Take the line containing "Decode this chart: output" and all lines after it to the end of the records, and output them exactly.

* * * * * * * * *

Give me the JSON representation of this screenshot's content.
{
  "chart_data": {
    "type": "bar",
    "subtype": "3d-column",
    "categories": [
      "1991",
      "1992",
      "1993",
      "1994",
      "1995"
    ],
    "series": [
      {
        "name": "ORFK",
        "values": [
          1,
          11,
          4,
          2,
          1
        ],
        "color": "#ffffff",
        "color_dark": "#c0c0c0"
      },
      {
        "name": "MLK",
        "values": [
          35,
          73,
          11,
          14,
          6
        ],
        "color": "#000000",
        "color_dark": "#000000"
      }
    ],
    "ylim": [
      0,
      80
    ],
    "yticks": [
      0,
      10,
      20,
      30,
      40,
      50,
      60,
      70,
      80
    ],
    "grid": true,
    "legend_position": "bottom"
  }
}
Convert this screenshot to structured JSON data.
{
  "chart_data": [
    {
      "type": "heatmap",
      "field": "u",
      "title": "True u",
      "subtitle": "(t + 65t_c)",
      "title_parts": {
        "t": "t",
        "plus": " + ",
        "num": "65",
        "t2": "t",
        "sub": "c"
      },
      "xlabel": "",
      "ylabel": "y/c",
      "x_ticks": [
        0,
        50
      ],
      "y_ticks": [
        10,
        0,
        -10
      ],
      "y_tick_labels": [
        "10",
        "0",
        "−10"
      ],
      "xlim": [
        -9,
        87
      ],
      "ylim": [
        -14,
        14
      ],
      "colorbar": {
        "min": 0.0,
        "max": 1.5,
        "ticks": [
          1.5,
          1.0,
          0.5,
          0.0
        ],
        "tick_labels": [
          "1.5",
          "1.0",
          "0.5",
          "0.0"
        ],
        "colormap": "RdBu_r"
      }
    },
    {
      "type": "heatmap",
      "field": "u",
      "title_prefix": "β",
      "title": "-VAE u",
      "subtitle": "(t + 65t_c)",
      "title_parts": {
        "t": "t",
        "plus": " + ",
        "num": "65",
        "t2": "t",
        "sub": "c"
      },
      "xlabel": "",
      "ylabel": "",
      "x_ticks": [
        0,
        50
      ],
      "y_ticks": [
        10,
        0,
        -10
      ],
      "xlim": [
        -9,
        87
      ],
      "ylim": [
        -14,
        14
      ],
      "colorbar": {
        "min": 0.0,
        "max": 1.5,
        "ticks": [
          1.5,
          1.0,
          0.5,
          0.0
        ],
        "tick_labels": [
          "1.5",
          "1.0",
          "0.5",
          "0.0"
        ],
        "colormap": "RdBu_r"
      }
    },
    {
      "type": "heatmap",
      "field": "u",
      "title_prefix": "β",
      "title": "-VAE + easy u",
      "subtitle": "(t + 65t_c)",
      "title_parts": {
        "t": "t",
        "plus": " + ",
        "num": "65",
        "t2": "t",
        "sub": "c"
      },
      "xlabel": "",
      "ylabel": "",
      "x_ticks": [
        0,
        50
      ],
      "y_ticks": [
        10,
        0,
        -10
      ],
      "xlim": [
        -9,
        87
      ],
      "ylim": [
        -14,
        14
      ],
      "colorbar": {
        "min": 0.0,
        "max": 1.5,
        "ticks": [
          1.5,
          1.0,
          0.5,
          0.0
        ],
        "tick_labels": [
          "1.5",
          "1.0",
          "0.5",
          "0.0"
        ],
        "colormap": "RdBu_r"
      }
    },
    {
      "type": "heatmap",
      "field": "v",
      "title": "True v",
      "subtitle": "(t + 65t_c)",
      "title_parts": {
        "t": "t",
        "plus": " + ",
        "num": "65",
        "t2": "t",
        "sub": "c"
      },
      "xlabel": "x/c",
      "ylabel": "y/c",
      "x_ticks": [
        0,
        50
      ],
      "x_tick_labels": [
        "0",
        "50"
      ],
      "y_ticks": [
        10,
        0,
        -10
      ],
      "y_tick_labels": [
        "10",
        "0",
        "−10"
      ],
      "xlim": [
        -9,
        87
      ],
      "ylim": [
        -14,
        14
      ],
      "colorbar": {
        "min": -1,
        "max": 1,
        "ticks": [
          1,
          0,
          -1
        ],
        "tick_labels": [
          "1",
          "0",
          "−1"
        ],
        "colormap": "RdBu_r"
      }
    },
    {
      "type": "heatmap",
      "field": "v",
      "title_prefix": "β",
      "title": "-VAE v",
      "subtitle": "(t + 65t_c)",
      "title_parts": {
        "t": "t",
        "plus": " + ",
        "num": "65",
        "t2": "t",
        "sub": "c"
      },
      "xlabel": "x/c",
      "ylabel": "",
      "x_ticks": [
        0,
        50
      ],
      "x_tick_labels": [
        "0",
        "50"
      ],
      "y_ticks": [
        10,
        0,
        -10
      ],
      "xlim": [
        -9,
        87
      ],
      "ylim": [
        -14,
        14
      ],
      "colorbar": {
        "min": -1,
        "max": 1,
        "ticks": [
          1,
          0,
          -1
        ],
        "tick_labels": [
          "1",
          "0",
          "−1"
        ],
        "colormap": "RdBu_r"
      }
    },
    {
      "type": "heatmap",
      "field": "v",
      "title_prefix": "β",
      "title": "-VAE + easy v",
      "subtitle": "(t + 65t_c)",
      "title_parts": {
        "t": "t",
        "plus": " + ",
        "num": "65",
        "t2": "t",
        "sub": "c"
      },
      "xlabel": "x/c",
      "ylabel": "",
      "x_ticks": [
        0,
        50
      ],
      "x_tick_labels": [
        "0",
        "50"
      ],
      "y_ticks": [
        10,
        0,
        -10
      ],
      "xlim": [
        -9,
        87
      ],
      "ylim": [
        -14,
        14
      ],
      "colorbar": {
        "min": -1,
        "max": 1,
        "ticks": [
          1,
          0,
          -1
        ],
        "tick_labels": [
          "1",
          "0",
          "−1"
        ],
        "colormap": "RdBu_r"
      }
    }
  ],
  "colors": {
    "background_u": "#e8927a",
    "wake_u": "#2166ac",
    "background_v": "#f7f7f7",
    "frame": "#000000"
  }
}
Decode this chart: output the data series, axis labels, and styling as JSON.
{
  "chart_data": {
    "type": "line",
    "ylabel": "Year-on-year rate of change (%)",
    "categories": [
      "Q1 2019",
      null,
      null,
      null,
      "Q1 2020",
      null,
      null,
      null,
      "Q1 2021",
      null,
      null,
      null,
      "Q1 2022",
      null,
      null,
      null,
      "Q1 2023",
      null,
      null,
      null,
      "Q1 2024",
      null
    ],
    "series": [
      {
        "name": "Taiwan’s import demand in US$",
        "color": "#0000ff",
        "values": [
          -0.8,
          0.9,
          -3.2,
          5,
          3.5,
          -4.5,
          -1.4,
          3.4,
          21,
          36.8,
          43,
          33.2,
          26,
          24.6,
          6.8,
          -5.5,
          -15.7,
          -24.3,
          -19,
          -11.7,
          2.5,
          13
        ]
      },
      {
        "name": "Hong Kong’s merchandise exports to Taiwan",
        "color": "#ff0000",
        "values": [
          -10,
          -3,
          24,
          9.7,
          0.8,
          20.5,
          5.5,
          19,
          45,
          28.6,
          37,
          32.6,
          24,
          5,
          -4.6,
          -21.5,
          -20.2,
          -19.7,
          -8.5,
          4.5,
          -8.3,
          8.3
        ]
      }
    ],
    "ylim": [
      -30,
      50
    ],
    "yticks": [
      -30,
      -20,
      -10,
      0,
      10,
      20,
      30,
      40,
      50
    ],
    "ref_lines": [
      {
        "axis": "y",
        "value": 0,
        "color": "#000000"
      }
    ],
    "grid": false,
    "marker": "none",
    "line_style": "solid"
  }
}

* * * * * * * * *

FINAL RESULT:
Decode this chart: output the data series, axis labels, and styling as JSON.
{
  "chart_data": {
    "type": "line",
    "ylabel": "Year-on-year rate of change (%)",
    "categories": [
      "Q1 2019",
      null,
      null,
      null,
      "Q1 2020",
      null,
      null,
      null,
      "Q1 2021",
      null,
      null,
      null,
      "Q1 2022",
      null,
      null,
      null,
      "Q1 2023",
      null,
      null,
      null,
      "Q1 2024",
      null
    ],
    "series": [
      {
        "name": "Taiwan’s import demand in US$",
        "color": "#0000ff",
        "values": [
          -0.8,
          0.9,
          -3.2,
          5,
          3.5,
          -4.5,
          -1.4,
          3.4,
          21,
          36.8,
          43,
          33.2,
          26,
          24.6,
          6.8,
          -5.5,
          -15.7,
          -24.3,
          -19,
          -11.7,
          2.5,
          13
        ]
      },
      {
        "name": "Hong Kong’s merchandise exports to Taiwan",
        "color": "#ff0000",
        "values": [
          -10,
          -3,
          24,
          9.7,
          0.8,
          20.5,
          5.5,
          19,
          45,
          28.6,
          37,
          32.6,
          24,
          5,
          -4.6,
          -21.5,
          -20.2,
          -19.7,
          -8.5,
          4.5,
          -8.3,
          8.3
        ]
      }
    ],
    "ylim": [
      -30,
      50
    ],
    "yticks": [
      -30,
      -20,
      -10,
      0,
      10,
      20,
      30,
      40,
      50
    ],
    "ref_lines": [
      {
        "axis": "y",
        "value": 0,
        "color": "#000000"
      }
    ],
    "grid": false,
    "marker": "none",
    "line_style": "solid"
  }
}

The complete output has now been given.